* [Given problem]:
Where does the string "bands" appear? Copy every line of the entries below that holds it.

* [Records from a data source]:
[Begin]

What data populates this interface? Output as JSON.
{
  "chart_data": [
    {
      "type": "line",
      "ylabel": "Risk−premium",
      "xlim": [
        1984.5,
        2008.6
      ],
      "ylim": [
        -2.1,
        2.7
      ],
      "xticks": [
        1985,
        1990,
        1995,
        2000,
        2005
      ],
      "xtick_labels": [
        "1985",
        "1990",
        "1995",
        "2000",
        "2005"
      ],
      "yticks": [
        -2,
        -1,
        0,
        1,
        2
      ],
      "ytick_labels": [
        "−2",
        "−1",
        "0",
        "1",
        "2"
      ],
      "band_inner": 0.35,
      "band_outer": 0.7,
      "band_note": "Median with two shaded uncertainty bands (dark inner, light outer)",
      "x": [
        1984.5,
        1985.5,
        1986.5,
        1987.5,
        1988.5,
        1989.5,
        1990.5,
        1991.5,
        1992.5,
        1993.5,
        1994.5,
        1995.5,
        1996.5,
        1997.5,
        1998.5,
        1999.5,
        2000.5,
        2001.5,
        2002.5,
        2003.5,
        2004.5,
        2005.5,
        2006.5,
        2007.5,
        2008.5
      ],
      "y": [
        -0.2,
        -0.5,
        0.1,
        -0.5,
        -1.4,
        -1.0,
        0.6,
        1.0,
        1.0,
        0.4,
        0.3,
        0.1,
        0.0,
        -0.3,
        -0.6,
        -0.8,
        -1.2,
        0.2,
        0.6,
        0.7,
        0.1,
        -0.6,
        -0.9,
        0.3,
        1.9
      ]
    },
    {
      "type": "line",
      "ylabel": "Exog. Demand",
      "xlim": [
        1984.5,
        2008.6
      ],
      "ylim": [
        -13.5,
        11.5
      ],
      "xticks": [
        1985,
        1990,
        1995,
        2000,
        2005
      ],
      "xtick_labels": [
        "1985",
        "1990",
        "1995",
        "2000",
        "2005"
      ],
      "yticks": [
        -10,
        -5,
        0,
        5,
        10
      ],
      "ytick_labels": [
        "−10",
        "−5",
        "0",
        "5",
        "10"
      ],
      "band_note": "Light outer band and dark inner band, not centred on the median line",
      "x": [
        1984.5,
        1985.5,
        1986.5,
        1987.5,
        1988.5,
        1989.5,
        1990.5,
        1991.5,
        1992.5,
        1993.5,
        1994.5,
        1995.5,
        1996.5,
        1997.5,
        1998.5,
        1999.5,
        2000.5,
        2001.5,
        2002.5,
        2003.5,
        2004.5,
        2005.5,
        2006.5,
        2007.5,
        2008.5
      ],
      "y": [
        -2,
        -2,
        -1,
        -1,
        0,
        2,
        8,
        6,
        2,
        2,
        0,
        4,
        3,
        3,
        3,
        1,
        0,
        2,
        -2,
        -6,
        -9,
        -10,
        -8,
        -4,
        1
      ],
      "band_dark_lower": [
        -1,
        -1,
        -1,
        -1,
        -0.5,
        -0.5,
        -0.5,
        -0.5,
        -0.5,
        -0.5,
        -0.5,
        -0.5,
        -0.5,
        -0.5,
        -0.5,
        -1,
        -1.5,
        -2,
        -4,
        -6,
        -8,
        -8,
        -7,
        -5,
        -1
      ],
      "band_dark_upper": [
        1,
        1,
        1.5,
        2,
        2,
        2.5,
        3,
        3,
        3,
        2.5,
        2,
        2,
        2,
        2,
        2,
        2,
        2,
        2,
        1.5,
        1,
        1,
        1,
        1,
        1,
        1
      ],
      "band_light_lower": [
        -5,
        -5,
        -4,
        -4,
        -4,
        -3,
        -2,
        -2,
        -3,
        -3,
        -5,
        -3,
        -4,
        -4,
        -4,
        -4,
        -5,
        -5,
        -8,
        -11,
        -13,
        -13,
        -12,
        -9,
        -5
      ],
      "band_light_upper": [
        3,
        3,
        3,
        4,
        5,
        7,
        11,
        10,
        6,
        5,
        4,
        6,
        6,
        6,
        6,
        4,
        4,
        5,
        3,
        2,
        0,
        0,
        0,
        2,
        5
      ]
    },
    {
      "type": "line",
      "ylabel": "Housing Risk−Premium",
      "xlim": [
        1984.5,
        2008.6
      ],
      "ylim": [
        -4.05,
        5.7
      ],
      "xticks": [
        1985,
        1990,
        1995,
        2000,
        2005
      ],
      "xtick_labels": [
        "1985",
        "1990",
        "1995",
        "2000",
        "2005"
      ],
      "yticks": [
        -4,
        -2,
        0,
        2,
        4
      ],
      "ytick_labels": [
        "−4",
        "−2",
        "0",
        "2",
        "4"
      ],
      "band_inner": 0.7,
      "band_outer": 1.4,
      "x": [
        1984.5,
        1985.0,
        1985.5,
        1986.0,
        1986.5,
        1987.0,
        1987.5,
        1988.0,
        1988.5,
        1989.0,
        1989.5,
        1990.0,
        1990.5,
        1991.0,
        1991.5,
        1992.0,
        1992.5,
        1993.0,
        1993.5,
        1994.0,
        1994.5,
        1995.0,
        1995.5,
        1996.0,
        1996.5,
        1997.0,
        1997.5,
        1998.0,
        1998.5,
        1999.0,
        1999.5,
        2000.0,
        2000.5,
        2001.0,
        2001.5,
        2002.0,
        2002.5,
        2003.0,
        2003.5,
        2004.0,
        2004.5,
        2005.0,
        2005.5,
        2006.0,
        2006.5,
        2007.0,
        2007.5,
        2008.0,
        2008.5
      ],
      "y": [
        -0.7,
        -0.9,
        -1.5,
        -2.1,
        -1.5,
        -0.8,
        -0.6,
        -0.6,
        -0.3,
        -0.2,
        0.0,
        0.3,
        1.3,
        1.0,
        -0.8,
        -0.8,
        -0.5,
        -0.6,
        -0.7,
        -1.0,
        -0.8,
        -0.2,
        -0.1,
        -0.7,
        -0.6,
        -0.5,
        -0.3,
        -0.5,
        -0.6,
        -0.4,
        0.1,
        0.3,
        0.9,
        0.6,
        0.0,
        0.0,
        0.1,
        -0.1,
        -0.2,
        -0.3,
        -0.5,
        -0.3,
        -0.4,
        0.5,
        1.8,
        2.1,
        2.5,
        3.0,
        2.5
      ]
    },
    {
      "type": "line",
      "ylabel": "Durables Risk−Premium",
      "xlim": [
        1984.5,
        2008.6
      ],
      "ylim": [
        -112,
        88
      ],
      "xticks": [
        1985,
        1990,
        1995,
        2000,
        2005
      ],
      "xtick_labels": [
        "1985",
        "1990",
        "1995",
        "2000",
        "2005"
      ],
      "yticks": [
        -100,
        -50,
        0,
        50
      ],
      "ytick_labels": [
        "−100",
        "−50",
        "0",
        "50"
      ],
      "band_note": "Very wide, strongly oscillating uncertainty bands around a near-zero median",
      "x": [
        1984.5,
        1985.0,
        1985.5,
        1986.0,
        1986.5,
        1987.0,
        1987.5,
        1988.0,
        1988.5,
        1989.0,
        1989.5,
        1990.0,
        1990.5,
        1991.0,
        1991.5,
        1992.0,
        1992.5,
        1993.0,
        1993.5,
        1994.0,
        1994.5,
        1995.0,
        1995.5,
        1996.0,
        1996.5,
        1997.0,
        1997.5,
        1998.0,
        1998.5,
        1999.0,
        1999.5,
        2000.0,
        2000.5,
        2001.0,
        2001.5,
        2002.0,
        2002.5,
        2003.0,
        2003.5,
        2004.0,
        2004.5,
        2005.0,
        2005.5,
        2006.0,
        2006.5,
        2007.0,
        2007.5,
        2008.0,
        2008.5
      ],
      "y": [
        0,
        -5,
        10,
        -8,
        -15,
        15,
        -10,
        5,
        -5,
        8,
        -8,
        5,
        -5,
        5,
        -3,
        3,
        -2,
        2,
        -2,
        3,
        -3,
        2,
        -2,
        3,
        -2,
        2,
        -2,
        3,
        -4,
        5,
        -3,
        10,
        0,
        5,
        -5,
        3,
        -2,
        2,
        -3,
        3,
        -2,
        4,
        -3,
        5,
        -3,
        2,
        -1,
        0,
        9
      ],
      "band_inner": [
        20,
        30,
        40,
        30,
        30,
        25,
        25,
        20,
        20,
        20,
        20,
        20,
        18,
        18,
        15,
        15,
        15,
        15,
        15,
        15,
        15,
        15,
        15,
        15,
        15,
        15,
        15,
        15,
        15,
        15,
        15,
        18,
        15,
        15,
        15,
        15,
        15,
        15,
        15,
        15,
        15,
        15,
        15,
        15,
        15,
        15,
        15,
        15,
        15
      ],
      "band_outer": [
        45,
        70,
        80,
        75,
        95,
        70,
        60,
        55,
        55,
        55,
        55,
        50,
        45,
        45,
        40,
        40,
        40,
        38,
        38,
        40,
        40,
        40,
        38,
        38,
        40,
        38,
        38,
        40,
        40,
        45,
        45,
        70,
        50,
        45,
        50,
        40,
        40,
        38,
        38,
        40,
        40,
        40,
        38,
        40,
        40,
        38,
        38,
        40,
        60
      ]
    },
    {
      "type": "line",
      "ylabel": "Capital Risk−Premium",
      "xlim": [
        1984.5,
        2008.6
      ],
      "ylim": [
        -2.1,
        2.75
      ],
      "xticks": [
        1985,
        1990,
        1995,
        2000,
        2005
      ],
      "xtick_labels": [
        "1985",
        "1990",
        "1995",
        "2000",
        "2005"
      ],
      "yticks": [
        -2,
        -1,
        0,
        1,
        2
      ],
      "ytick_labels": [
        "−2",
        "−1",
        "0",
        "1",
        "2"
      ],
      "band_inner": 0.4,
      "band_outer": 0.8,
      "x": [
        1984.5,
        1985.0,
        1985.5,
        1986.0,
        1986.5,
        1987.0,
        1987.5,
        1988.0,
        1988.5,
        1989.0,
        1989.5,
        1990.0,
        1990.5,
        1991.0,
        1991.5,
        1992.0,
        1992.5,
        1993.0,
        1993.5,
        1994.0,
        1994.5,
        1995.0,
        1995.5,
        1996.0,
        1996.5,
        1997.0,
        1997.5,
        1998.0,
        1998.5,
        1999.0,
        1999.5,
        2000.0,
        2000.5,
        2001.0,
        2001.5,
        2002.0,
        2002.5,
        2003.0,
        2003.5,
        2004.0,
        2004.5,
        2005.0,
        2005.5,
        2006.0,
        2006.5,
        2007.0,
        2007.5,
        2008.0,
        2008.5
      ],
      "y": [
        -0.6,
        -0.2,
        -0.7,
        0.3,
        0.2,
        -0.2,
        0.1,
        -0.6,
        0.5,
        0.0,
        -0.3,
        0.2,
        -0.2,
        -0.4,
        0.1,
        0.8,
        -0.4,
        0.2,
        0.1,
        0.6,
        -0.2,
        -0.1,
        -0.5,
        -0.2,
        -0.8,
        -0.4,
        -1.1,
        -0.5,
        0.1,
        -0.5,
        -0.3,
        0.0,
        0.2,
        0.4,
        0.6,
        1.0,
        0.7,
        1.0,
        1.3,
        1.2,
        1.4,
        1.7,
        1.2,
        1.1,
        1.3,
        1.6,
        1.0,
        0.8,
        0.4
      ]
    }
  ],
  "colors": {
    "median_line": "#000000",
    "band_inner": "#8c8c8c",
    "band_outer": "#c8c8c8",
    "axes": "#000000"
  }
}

[End]

* [Task answer]:
      "band_note": "Median with two shaded uncertainty bands (dark inner, light outer)",
      "band_note": "Very wide, strongly oscillating uncertainty bands around a near-zero median",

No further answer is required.